(EXCERPTED PASSAGE)

Technical Mistakes — Concrete Consequences

  • Improper torque on engine hardware at the section NCO sign-off stage — approving a work order where the torque stripe is missing or applied without a calibrated wrench.
    A fuel fitting under-torqued and seeping during a power-assurance check grounds the aircraft, reopens the work order, and puts the NCO who signed off in front of the production control warrant explaining why the torque stripe did not match specification. If the fitting backs out in flight, the Safety Center investigation traces the maintenance record to the last closing signature.
  • Skipped AOAP sample at the section NCO scheduling level — missed Army Oil Analysis Program window because the maintenance schedule did not account for it.
    AOAP sampling windows are scheduled events in ULLS-A(E) and the failure to execute them is an ARMS finding. A missed sample removes the early-warning data that would have flagged metallic contamination before a chip-detector event. The chip-detector deadline that follows costs orders of magnitude more than the scheduled oil sample would have. The section NCO whose AOAP schedule has consistent gaps owns that readiness cost.
  • Accepting a junior soldier's chip-detector classification without running the TM 1-2840-248 decision tree to confirm it.
    The section NCO who rubber-stamps a chip-detector call takes on the diagnostic liability as her own. If the classification is wrong — a deadline event called on-condition — the aircraft flies in a degraded condition with the section NCO's name on the last maintenance entry. The production control warrant's review of the chip-detector log surfaces the discrepancy on the next ARMS review.
  • Wrong consumable approved and used on an engine service — wrong oil spec or fuel additive because the section NCO did not verify the shelf item against TM specification.
    A wrong-spec oil service degrades the fuel-control unit and accessory gearbox over months. When the engine fails and the CCAD depot team traces the root cause through oil-sample spectrometry, the DA 2408-13-1 entry carries the service date, the mechanic's name, and the section NCO's counter-signature. Both names are in the Safety Center report.

Career Decisions at This Rank

  • ALC timing — lock the slot at pin-on or let it drift
    ALC is the hard gate for E-6 promotion — an NCOER that shows 'ALC not yet attended' at E-5 is a visible gap at the senior-rater level. Submit the enrollment packet the month you pin SGT, accept whatever window ATRRS gives you, and do not wait for the PSG to manage it. The NCO who is ALC-complete before the E-6 board opens is in a fundamentally different competitive position.

(End EXCERPTED PASSAGE)
(INFORMATION PROVIDED)

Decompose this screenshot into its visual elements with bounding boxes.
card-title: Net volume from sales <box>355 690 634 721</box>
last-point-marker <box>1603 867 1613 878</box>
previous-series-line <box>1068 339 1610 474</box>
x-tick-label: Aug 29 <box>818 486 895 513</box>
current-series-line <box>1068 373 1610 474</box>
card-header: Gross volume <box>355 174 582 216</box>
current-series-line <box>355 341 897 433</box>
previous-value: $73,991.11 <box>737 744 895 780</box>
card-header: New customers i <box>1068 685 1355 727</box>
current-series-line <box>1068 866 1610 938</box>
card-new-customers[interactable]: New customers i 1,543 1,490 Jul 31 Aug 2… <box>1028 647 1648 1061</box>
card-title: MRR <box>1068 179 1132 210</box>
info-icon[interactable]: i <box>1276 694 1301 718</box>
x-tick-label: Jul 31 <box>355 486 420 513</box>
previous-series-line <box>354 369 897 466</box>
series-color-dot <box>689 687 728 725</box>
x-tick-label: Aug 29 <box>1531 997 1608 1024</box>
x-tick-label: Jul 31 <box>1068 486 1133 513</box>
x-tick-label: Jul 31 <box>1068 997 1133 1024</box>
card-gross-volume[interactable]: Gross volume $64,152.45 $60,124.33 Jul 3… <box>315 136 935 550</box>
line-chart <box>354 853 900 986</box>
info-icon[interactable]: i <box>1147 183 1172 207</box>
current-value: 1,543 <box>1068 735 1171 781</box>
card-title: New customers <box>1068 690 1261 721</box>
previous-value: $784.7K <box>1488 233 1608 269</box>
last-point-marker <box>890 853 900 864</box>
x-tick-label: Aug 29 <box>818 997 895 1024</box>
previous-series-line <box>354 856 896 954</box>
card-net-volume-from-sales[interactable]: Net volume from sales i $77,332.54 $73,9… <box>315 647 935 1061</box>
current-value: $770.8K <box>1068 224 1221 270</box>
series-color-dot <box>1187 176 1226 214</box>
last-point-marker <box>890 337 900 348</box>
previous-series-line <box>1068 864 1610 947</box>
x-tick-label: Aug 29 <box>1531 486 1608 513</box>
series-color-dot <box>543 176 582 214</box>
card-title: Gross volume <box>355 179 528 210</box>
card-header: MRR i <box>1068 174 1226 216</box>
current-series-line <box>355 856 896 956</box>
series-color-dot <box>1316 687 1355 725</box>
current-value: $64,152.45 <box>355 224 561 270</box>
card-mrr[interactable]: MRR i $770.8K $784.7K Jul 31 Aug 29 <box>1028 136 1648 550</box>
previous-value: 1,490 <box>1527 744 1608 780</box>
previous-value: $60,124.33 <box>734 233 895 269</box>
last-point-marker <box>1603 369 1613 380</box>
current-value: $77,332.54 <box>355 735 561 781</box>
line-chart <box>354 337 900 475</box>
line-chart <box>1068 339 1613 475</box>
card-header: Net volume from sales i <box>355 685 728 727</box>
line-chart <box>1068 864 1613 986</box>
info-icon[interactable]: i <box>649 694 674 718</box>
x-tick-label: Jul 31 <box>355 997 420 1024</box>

(End INFORMATION PROVIDED)

Reproduce the passage on aviation maintenance mistakes, starting with "AOAP sampling windows" and going on through "that readiness cost.", and swap every "AOAP" for "oil analysis".

oil analysis sampling windows are scheduled events in ULLS-A(E) and the failure to execute them is an ARMS finding. A missed sample removes the early-warning data that would have flagged metallic contamination before a chip-detector event. The chip-detector deadline that follows costs orders of magnitude more than the scheduled oil sample would have. The section NCO whose oil analysis schedule has consistent gaps owns that readiness cost.